Output the entries verbatim, including every line.

>> begin DATASET EXCERPTS

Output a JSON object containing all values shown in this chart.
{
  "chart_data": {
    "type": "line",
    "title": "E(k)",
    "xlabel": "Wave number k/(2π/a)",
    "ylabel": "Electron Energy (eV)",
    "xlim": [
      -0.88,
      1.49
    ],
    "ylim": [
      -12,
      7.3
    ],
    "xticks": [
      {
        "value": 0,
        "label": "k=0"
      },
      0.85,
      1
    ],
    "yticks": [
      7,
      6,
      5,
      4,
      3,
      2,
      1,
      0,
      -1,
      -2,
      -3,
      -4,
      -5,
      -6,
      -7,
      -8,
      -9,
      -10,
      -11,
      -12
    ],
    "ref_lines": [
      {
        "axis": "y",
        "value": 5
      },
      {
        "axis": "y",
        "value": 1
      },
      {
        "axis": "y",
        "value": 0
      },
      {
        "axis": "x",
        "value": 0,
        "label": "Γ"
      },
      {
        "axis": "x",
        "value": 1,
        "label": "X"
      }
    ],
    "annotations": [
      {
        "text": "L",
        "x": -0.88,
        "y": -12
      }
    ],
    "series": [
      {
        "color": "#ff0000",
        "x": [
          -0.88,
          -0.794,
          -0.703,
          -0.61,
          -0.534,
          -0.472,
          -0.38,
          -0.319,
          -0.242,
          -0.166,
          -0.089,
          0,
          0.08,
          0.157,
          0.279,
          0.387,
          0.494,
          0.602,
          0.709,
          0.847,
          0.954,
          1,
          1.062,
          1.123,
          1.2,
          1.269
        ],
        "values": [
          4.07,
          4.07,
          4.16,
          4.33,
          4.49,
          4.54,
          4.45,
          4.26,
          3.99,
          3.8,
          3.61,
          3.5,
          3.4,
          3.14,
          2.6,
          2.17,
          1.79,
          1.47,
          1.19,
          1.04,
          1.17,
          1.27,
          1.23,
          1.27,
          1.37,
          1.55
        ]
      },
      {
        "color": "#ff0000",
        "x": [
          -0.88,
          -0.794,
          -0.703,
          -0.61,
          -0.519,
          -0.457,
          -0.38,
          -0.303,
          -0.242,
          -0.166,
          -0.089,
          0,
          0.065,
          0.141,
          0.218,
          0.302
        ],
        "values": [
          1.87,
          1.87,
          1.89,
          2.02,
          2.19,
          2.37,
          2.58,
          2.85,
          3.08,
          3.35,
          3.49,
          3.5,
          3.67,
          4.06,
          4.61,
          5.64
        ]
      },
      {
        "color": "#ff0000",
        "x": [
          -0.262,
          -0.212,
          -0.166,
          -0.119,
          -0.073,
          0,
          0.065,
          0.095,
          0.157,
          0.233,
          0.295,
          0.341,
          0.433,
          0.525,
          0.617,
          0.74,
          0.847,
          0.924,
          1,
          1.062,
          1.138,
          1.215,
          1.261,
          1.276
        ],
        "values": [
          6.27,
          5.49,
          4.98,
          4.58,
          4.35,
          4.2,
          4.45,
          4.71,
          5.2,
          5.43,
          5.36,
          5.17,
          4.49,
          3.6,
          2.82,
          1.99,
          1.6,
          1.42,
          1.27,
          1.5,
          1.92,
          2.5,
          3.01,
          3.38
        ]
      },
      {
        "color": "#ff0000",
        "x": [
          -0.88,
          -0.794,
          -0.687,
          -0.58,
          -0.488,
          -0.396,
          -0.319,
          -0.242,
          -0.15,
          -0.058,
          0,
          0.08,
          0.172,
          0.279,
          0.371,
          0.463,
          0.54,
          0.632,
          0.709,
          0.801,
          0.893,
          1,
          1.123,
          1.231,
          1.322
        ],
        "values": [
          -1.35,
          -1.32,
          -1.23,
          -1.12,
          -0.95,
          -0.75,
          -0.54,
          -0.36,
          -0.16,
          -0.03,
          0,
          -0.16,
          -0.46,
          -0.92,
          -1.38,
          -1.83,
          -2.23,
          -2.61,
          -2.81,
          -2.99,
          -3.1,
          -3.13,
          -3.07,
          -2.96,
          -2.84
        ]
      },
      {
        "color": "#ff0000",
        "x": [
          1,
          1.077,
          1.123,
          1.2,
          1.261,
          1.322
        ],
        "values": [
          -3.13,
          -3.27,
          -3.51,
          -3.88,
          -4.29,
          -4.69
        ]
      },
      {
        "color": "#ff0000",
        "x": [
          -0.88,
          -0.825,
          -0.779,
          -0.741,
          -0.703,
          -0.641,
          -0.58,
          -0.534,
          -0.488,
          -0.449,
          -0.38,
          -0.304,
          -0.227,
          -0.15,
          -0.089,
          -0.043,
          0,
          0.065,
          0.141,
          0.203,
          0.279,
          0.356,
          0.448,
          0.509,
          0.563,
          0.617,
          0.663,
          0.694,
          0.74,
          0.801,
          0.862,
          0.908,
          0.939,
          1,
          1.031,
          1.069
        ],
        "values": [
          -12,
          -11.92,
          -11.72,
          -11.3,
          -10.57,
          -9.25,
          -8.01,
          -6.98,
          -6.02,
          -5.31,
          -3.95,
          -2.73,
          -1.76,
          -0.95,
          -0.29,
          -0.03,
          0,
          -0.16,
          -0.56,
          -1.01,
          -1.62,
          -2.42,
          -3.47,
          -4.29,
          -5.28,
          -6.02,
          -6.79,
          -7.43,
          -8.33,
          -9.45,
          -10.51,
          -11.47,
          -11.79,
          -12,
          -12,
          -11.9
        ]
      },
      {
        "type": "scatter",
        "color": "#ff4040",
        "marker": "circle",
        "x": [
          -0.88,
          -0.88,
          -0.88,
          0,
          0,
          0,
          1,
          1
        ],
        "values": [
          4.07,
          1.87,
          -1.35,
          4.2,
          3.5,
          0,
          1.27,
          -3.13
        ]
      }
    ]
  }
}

>> end DATASET EXCERPTS

▸ ANSWER TO THE PROBLEM:
Output a JSON object containing all values shown in this chart.
{
  "chart_data": {
    "type": "line",
    "title": "E(k)",
    "xlabel": "Wave number k/(2π/a)",
    "ylabel": "Electron Energy (eV)",
    "xlim": [
      -0.88,
      1.49
    ],
    "ylim": [
      -12,
      7.3
    ],
    "xticks": [
      {
        "value": 0,
        "label": "k=0"
      },
      0.85,
      1
    ],
    "yticks": [
      7,
      6,
      5,
      4,
      3,
      2,
      1,
      0,
      -1,
      -2,
      -3,
      -4,
      -5,
      -6,
      -7,
      -8,
      -9,
      -10,
      -11,
      -12
    ],
    "ref_lines": [
      {
        "axis": "y",
        "value": 5
      },
      {
        "axis": "y",
        "value": 1
      },
      {
        "axis": "y",
        "value": 0
      },
      {
        "axis": "x",
        "value": 0,
        "label": "Γ"
      },
      {
        "axis": "x",
        "value": 1,
        "label": "X"
      }
    ],
    "annotations": [
      {
        "text": "L",
        "x": -0.88,
        "y": -12
      }
    ],
    "series": [
      {
        "color": "#ff0000",
        "x": [
          -0.88,
          -0.794,
          -0.703,
          -0.61,
          -0.534,
          -0.472,
          -0.38,
          -0.319,
          -0.242,
          -0.166,
          -0.089,
          0,
          0.08,
          0.157,
          0.279,
          0.387,
          0.494,
          0.602,
          0.709,
          0.847,
          0.954,
          1,
          1.062,
          1.123,
          1.2,
          1.269
        ],
        "values": [
          4.07,
          4.07,
          4.16,
          4.33,
          4.49,
          4.54,
          4.45,
          4.26,
          3.99,
          3.8,
          3.61,
          3.5,
          3.4,
          3.14,
          2.6,
          2.17,
          1.79,
          1.47,
          1.19,
          1.04,
          1.17,
          1.27,
          1.23,
          1.27,
          1.37,
          1.55
        ]
      },
      {
        "color": "#ff0000",
        "x": [
          -0.88,
          -0.794,
          -0.703,
          -0.61,
          -0.519,
          -0.457,
          -0.38,
          -0.303,
          -0.242,
          -0.166,
          -0.089,
          0,
          0.065,
          0.141,
          0.218,
          0.302
        ],
        "values": [
          1.87,
          1.87,
          1.89,
          2.02,
          2.19,
          2.37,
          2.58,
          2.85,
          3.08,
          3.35,
          3.49,
          3.5,
          3.67,
          4.06,
          4.61,
          5.64
        ]
      },
      {
        "color": "#ff0000",
        "x": [
          -0.262,
          -0.212,
          -0.166,
          -0.119,
          -0.073,
          0,
          0.065,
          0.095,
          0.157,
          0.233,
          0.295,
          0.341,
          0.433,
          0.525,
          0.617,
          0.74,
          0.847,
          0.924,
          1,
          1.062,
          1.138,
          1.215,
          1.261,
          1.276
        ],
        "values": [
          6.27,
          5.49,
          4.98,
          4.58,
          4.35,
          4.2,
          4.45,
          4.71,
          5.2,
          5.43,
          5.36,
          5.17,
          4.49,
          3.6,
          2.82,
          1.99,
          1.6,
          1.42,
          1.27,
          1.5,
          1.92,
          2.5,
          3.01,
          3.38
        ]
      },
      {
        "color": "#ff0000",
        "x": [
          -0.88,
          -0.794,
          -0.687,
          -0.58,
          -0.488,
          -0.396,
          -0.319,
          -0.242,
          -0.15,
          -0.058,
          0,
          0.08,
          0.172,
          0.279,
          0.371,
          0.463,
          0.54,
          0.632,
          0.709,
          0.801,
          0.893,
          1,
          1.123,
          1.231,
          1.322
        ],
        "values": [
          -1.35,
          -1.32,
          -1.23,
          -1.12,
          -0.95,
          -0.75,
          -0.54,
          -0.36,
          -0.16,
          -0.03,
          0,
          -0.16,
          -0.46,
          -0.92,
          -1.38,
          -1.83,
          -2.23,
          -2.61,
          -2.81,
          -2.99,
          -3.1,
          -3.13,
          -3.07,
          -2.96,
          -2.84
        ]
      },
      {
        "color": "#ff0000",
        "x": [
          1,
          1.077,
          1.123,
          1.2,
          1.261,
          1.322
        ],
        "values": [
          -3.13,
          -3.27,
          -3.51,
          -3.88,
          -4.29,
          -4.69
        ]
      },
      {
        "color": "#ff0000",
        "x": [
          -0.88,
          -0.825,
          -0.779,
          -0.741,
          -0.703,
          -0.641,
          -0.58,
          -0.534,
          -0.488,
          -0.449,
          -0.38,
          -0.304,
          -0.227,
          -0.15,
          -0.089,
          -0.043,
          0,
          0.065,
          0.141,
          0.203,
          0.279,
          0.356,
          0.448,
          0.509,
          0.563,
          0.617,
          0.663,
          0.694,
          0.74,
          0.801,
          0.862,
          0.908,
          0.939,
          1,
          1.031,
          1.069
        ],
        "values": [
          -12,
          -11.92,
          -11.72,
          -11.3,
          -10.57,
          -9.25,
          -8.01,
          -6.98,
          -6.02,
          -5.31,
          -3.95,
          -2.73,
          -1.76,
          -0.95,
          -0.29,
          -0.03,
          0,
          -0.16,
          -0.56,
          -1.01,
          -1.62,
          -2.42,
          -3.47,
          -4.29,
          -5.28,
          -6.02,
          -6.79,
          -7.43,
          -8.33,
          -9.45,
          -10.51,
          -11.47,
          -11.79,
          -12,
          -12,
          -11.9
        ]
      },
      {
        "type": "scatter",
        "color": "#ff4040",
        "marker": "circle",
        "x": [
          -0.88,
          -0.88,
          -0.88,
          0,
          0,
          0,
          1,
          1
        ],
        "values": [
          4.07,
          1.87,
          -1.35,
          4.2,
          3.5,
          0,
          1.27,
          -3.13
        ]
      }
    ]
  }
}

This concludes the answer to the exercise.